[Information provided]

☆ ☆ ☆ ☆

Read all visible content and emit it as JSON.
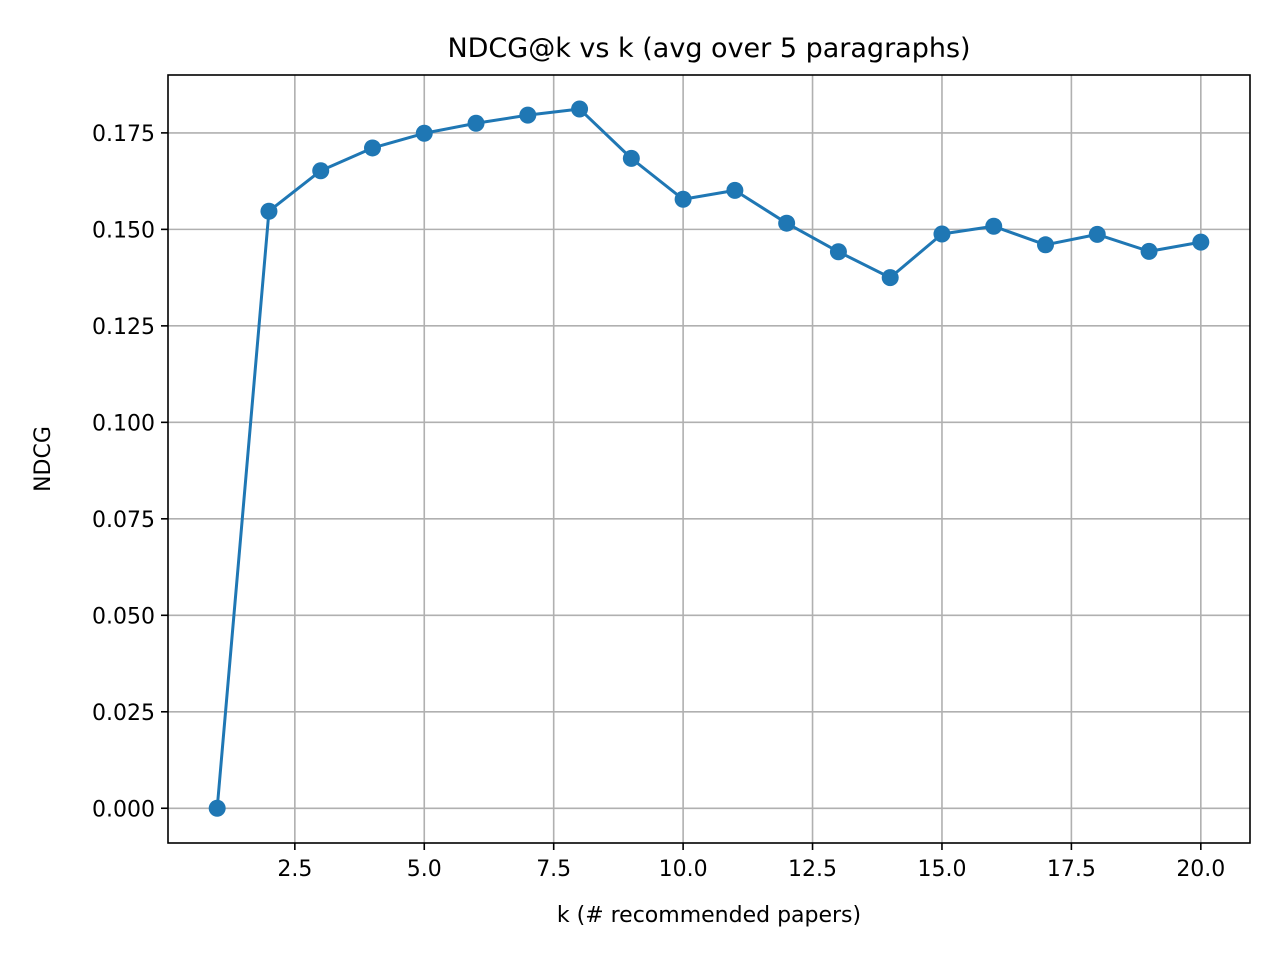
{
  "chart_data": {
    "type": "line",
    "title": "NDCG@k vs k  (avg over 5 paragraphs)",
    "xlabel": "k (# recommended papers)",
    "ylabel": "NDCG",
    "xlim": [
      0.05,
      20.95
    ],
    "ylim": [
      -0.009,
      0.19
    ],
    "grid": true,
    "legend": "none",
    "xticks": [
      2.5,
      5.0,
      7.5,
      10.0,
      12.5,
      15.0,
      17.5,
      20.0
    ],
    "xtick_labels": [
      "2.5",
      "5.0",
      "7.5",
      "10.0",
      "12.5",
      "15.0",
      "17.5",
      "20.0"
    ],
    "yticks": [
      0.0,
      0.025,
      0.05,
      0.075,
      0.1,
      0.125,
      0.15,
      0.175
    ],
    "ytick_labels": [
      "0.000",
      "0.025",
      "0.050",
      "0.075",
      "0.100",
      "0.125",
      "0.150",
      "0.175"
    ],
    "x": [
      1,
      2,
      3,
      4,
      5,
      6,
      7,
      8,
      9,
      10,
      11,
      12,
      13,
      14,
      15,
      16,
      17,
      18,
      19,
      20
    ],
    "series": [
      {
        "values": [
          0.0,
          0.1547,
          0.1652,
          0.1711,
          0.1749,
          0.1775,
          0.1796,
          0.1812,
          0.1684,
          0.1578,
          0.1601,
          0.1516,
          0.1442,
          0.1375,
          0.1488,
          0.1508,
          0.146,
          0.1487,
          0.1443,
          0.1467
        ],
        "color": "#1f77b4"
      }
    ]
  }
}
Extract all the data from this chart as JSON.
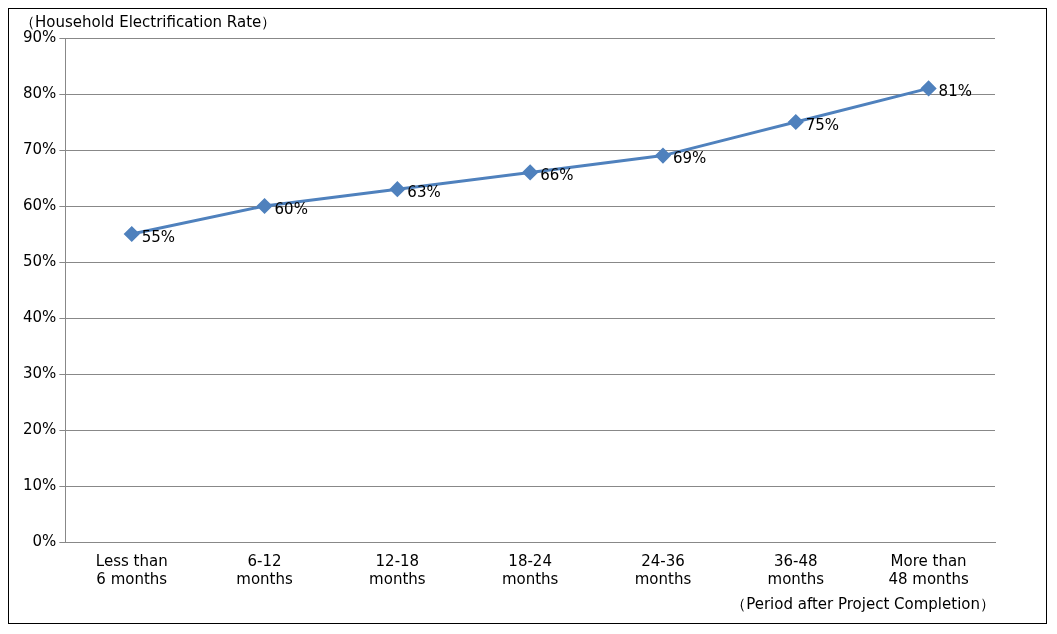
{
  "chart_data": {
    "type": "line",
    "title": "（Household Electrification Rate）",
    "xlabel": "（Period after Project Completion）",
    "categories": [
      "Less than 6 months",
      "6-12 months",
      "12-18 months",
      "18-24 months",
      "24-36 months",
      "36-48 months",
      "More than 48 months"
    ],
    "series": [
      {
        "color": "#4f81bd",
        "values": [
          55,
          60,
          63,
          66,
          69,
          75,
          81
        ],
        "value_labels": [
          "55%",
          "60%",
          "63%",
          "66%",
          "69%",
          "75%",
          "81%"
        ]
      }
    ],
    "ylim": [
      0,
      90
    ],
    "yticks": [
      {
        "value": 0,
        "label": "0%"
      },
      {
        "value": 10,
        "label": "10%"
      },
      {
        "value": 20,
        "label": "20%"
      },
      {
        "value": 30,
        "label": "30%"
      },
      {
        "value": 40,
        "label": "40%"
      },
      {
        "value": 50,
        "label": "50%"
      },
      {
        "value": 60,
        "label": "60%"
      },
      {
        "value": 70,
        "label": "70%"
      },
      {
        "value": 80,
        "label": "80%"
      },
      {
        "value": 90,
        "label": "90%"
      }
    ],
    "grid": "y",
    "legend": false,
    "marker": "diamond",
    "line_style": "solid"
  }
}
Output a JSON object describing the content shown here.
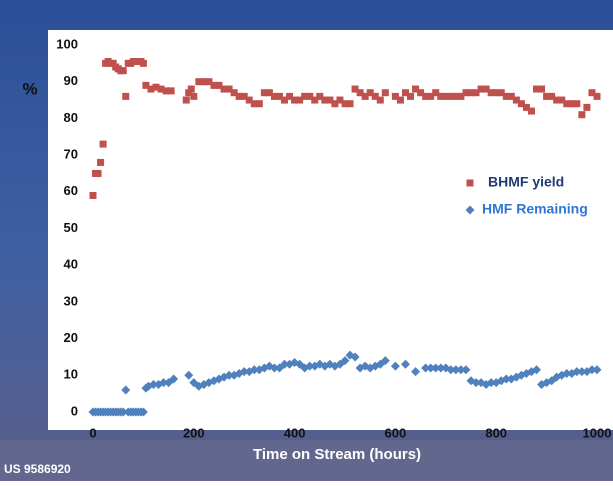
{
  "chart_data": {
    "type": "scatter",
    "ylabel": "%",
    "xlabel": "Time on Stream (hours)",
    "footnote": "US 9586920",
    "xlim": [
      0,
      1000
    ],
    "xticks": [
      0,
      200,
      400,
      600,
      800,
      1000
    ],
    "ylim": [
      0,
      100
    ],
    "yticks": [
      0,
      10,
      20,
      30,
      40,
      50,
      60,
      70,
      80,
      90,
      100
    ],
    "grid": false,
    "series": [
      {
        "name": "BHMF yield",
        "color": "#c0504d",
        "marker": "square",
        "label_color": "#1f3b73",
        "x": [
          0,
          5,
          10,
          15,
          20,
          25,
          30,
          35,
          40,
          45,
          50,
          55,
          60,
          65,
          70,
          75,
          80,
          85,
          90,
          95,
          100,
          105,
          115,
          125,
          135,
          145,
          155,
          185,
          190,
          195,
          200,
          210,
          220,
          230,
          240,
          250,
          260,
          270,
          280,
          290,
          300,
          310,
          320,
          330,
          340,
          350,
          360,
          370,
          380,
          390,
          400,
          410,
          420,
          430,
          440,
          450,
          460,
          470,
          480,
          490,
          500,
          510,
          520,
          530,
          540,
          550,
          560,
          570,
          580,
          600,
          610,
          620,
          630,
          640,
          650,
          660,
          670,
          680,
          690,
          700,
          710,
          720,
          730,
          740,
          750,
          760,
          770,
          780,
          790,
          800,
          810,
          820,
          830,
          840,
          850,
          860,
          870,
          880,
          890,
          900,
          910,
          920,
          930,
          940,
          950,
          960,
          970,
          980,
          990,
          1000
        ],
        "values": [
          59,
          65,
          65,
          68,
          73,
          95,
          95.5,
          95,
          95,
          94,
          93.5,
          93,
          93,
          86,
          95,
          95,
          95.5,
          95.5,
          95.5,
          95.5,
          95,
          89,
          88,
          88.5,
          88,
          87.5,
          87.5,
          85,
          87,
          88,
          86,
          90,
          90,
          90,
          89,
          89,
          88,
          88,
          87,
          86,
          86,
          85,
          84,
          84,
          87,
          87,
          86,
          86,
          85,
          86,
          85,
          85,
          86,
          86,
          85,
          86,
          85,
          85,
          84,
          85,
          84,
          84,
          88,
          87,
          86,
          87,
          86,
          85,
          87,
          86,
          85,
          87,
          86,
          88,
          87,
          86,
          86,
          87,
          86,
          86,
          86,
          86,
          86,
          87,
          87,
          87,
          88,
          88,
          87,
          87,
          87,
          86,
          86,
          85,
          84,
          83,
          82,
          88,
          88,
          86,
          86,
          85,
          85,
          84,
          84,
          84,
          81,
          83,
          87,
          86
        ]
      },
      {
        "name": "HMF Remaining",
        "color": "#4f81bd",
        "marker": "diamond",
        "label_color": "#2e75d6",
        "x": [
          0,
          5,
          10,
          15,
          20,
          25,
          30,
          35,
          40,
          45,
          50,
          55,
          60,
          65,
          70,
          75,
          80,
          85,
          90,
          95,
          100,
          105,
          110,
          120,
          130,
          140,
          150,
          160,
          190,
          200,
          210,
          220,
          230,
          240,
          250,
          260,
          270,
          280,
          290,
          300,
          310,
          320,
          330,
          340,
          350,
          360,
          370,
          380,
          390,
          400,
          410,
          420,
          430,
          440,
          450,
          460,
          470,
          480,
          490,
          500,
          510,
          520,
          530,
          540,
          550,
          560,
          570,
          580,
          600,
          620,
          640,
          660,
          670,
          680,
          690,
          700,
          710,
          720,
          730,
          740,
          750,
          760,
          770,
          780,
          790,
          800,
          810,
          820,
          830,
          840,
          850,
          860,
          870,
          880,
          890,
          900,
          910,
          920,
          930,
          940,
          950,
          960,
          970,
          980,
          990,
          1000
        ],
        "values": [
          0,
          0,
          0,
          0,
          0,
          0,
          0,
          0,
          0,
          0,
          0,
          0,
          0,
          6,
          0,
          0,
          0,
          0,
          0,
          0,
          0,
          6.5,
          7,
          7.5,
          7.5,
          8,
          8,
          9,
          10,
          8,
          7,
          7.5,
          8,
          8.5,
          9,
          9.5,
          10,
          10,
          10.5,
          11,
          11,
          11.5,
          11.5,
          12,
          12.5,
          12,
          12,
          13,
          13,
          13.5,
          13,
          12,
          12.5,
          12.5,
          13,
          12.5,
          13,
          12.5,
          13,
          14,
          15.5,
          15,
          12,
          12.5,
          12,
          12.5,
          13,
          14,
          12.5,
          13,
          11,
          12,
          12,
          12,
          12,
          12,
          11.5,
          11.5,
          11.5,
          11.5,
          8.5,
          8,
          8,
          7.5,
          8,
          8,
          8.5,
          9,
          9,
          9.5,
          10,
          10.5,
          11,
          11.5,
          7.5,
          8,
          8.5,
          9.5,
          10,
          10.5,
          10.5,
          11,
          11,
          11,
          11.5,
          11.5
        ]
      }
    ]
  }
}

☆ ☆ ☆ ☆

[Exercise]
Pull out every line of the records above that contains the word "JSON".

[Response]
Read all visible content and emit it as JSON.
Extract all the data from this chart as JSON.
Output a JSON object describing the content shown here.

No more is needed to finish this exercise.